──────── Data for this task
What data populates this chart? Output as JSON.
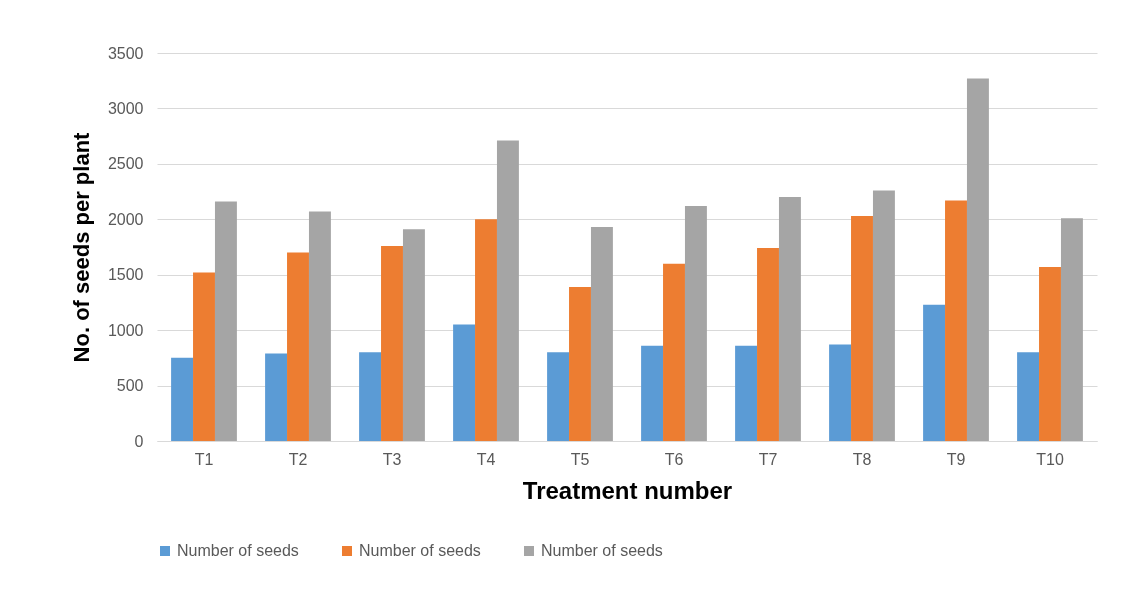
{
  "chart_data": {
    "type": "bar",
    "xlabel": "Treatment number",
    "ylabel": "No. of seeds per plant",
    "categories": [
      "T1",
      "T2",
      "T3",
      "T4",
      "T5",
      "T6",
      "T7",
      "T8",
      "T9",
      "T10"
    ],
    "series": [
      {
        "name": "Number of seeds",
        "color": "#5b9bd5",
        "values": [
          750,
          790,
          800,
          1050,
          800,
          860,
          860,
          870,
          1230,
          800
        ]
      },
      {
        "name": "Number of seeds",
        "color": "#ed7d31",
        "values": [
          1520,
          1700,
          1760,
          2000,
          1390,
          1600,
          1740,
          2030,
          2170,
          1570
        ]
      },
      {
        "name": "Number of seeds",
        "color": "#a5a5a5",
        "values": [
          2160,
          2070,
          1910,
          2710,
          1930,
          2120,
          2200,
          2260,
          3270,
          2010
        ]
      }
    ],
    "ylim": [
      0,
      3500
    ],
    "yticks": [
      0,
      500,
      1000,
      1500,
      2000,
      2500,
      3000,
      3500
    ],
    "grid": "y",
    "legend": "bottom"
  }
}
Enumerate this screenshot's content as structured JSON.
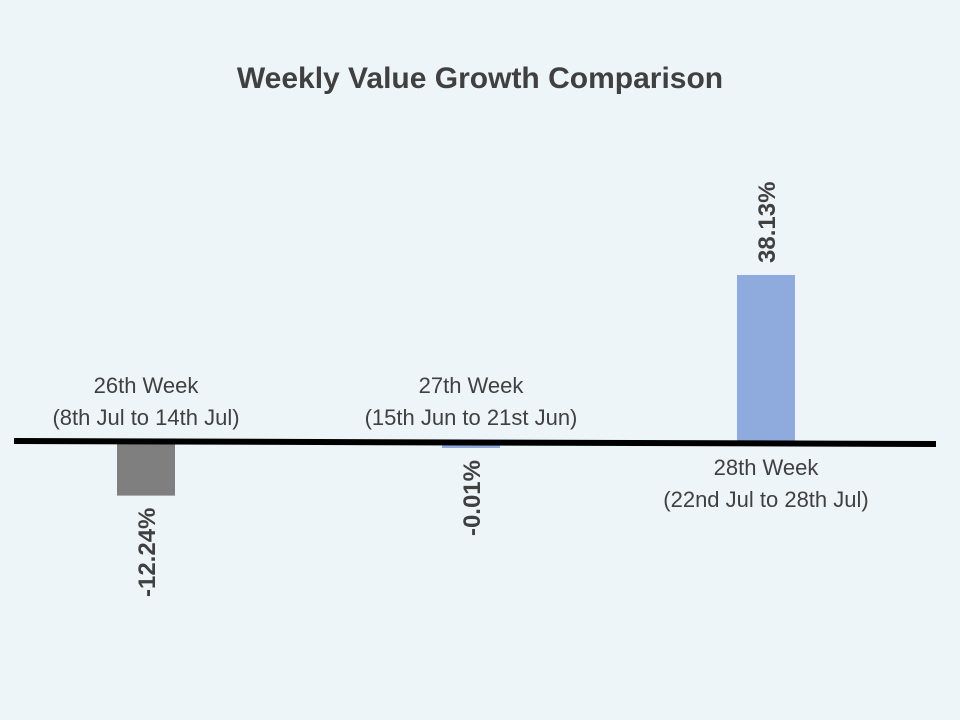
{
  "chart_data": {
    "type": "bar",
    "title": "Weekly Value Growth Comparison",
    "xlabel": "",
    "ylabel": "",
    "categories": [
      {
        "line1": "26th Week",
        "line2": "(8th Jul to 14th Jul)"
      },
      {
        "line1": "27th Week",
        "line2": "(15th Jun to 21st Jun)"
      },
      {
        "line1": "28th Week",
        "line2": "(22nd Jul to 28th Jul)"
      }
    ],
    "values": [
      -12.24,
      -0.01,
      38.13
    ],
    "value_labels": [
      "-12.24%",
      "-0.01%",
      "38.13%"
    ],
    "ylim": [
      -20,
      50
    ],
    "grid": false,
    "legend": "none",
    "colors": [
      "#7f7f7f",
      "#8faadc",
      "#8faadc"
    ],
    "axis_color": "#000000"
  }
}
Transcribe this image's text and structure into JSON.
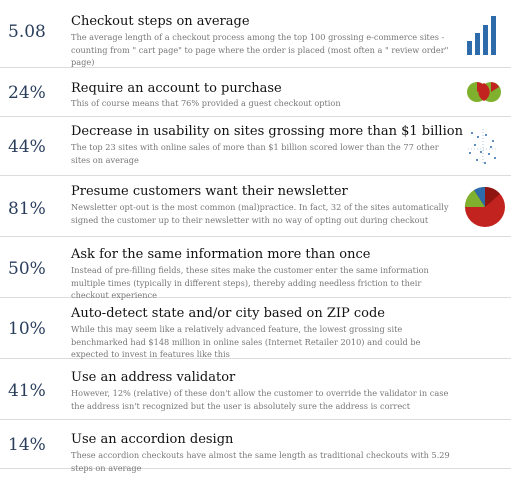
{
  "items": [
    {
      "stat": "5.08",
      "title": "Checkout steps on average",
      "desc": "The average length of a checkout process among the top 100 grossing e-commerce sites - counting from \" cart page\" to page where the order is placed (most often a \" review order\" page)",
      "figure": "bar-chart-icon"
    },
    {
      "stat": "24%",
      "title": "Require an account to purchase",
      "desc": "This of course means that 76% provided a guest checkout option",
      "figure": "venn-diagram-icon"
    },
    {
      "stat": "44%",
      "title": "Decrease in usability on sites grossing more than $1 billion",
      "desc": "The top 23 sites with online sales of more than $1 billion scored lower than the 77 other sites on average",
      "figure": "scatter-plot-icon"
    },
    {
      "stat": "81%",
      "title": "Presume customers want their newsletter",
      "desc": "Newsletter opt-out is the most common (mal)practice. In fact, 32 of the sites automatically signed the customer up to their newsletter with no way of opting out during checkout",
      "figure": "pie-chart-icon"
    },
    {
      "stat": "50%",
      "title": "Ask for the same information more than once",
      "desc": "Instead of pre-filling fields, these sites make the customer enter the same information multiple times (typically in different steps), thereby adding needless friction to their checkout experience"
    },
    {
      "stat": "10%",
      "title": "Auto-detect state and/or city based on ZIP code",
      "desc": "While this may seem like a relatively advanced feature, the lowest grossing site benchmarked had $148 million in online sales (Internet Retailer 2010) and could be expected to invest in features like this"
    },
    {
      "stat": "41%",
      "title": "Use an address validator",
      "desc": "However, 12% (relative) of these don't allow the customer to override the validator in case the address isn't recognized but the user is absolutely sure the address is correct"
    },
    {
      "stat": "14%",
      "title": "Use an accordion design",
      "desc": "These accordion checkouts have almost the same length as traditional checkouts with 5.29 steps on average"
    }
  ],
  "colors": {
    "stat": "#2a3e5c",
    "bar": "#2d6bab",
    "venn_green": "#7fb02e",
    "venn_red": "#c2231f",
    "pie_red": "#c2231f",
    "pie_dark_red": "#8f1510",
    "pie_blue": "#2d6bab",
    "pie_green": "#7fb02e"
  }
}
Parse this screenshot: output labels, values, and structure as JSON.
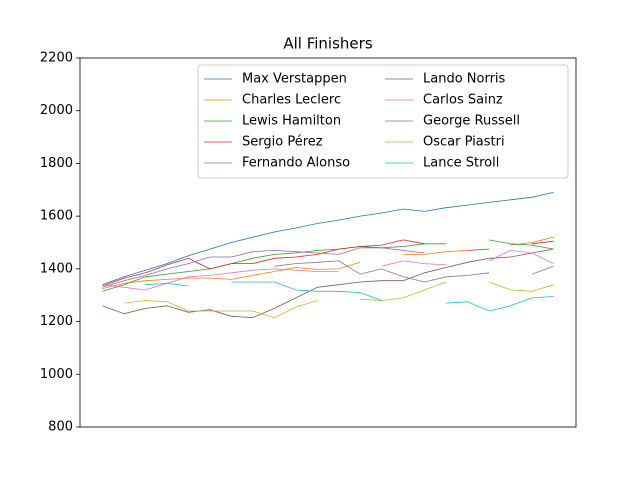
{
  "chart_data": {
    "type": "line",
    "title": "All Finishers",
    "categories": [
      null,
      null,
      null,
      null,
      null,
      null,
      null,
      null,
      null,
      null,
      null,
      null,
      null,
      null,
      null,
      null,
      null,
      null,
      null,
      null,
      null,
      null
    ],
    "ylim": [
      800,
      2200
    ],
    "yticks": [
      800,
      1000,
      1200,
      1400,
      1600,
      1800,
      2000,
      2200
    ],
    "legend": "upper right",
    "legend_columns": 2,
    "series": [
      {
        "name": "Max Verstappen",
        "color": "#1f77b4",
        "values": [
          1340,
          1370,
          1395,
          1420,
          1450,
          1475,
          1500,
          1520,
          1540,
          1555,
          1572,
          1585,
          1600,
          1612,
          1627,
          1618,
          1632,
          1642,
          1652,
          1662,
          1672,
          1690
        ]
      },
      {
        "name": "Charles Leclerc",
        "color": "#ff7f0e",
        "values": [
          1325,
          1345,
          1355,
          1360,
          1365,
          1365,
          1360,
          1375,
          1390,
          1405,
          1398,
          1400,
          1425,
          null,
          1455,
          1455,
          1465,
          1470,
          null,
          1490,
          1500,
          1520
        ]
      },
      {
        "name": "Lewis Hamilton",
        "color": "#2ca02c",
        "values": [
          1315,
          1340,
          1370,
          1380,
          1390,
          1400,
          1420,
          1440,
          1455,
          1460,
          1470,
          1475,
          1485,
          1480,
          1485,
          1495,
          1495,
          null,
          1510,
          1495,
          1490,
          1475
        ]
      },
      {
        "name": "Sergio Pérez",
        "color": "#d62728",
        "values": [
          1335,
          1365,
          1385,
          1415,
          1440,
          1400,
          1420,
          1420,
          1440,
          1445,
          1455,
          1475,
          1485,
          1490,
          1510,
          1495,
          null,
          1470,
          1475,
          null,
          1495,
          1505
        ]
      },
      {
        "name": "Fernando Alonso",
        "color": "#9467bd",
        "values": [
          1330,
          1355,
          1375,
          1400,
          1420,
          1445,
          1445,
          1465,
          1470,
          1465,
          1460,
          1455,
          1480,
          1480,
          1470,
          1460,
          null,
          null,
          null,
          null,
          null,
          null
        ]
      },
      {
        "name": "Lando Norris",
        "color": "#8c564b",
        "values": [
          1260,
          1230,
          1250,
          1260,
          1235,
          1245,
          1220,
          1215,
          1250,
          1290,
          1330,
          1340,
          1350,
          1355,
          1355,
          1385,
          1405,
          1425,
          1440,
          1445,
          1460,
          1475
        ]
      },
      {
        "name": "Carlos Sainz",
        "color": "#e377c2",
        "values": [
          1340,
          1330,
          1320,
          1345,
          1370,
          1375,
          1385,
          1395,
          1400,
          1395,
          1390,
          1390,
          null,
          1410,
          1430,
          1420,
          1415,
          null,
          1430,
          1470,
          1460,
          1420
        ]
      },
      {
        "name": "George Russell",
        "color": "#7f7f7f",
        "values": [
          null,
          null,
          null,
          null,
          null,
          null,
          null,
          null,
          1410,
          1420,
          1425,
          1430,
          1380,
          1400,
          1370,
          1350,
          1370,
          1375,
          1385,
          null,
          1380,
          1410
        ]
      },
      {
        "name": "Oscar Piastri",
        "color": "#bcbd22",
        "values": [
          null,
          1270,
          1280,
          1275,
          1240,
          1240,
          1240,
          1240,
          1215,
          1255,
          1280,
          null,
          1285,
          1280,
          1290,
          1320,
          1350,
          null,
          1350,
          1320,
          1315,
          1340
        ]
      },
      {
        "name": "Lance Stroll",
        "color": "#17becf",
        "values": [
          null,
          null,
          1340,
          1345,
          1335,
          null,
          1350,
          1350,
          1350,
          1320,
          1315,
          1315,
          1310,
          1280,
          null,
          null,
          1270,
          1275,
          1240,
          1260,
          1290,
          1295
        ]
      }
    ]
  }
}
────────────────
#### [What the task requires]
Scan the entries above. Copy each line that has the string "validator".

#### [Answer]
      "title": "Use an address validator",
      "desc": "However, 12% (relative) of these don't allow the customer to override the validator in case the address isn't recognized but the user is absolutely sure the address is correct"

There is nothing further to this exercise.